• _Exercise objective_: Give back the full listing verbatim, apart from its images.

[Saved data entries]
━━━━━━━━━━━━━━━━

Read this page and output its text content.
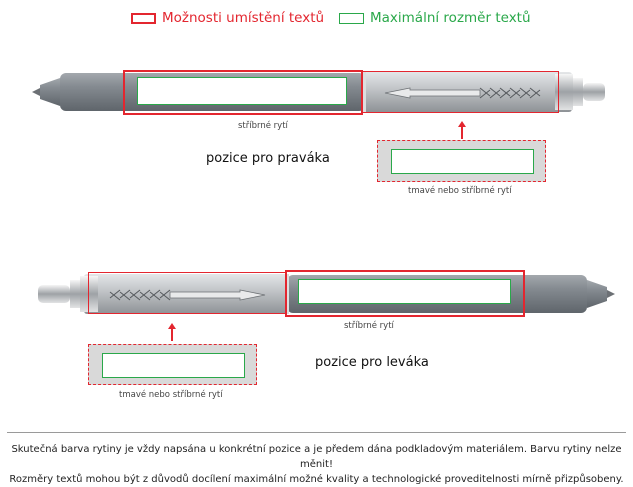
Možnosti umístění textů	Maximální rozměr textů
stříbrné rytí
tmavé nebo stříbrné rytí
pozice pro praváka
stříbrné rytí
tmavé nebo stříbrné rytí
pozice pro leváka
Skutečná barva rytiny je vždy napsána u konkrétní pozice a je předem dána podkladovým materiálem. Barvu rytiny nelze měnit!
Rozměry textů mohou být z důvodů docílení maximální možné kvality a technologické proveditelnosti mírně přizpůsobeny.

━━━━━━━━━━━━━━━━

• _Exercise answer_:
Read this page and output its text content.
Možnosti umístění textů	Maximální rozměr textů
stříbrné rytí
tmavé nebo stříbrné rytí
pozice pro praváka
stříbrné rytí
tmavé nebo stříbrné rytí
pozice pro leváka
Skutečná barva rytiny je vždy napsána u konkrétní pozice a je předem dána podkladovým materiálem. Barvu rytiny nelze měnit!
Rozměry textů mohou být z důvodů docílení maximální možné kvality a technologické proveditelnosti mírně přizpůsobeny.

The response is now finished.